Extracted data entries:
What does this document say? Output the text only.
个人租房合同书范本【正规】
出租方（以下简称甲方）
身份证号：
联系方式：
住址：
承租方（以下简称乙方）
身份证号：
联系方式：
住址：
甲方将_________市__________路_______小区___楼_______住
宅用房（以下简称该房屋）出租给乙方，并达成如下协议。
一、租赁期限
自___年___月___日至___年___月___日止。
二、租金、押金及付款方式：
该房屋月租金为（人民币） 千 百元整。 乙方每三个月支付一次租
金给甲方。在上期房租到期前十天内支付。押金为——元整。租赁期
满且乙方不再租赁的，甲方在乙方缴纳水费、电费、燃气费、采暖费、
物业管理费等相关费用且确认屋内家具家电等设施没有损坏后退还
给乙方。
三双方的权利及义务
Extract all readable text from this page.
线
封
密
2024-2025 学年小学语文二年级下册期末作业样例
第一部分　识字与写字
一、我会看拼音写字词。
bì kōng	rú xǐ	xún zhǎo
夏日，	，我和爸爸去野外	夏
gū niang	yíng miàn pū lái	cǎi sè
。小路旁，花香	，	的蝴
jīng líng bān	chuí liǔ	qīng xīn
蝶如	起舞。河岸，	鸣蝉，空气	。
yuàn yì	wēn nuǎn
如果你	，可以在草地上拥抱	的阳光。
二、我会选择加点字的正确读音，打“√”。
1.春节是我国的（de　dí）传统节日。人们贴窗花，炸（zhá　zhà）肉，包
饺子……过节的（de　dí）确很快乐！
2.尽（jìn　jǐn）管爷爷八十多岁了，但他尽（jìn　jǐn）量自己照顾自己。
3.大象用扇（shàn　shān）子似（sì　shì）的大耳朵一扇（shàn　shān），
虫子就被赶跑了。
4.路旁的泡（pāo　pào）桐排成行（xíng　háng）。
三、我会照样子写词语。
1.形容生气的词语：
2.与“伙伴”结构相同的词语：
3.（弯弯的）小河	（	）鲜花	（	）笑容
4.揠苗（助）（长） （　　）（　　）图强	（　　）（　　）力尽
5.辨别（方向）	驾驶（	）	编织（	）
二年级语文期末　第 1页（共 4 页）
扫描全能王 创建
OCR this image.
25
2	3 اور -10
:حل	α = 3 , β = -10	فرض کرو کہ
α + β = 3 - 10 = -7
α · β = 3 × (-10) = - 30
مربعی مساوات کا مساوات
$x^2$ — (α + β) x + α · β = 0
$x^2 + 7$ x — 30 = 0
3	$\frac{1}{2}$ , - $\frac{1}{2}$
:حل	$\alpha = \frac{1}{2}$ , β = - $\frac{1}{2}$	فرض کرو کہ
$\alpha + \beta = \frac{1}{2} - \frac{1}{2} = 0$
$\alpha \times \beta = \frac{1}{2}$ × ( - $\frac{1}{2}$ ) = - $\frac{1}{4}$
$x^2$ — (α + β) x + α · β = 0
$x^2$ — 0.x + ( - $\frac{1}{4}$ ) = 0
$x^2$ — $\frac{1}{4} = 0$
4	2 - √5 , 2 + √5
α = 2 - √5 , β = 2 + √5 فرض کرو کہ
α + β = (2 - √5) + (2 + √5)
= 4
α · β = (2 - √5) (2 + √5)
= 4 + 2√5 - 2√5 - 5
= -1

* TO DO
Above are some records. Report the number of their lines that include "frac", and add nothing else.

* SOLUTION FOR THIS TASK
6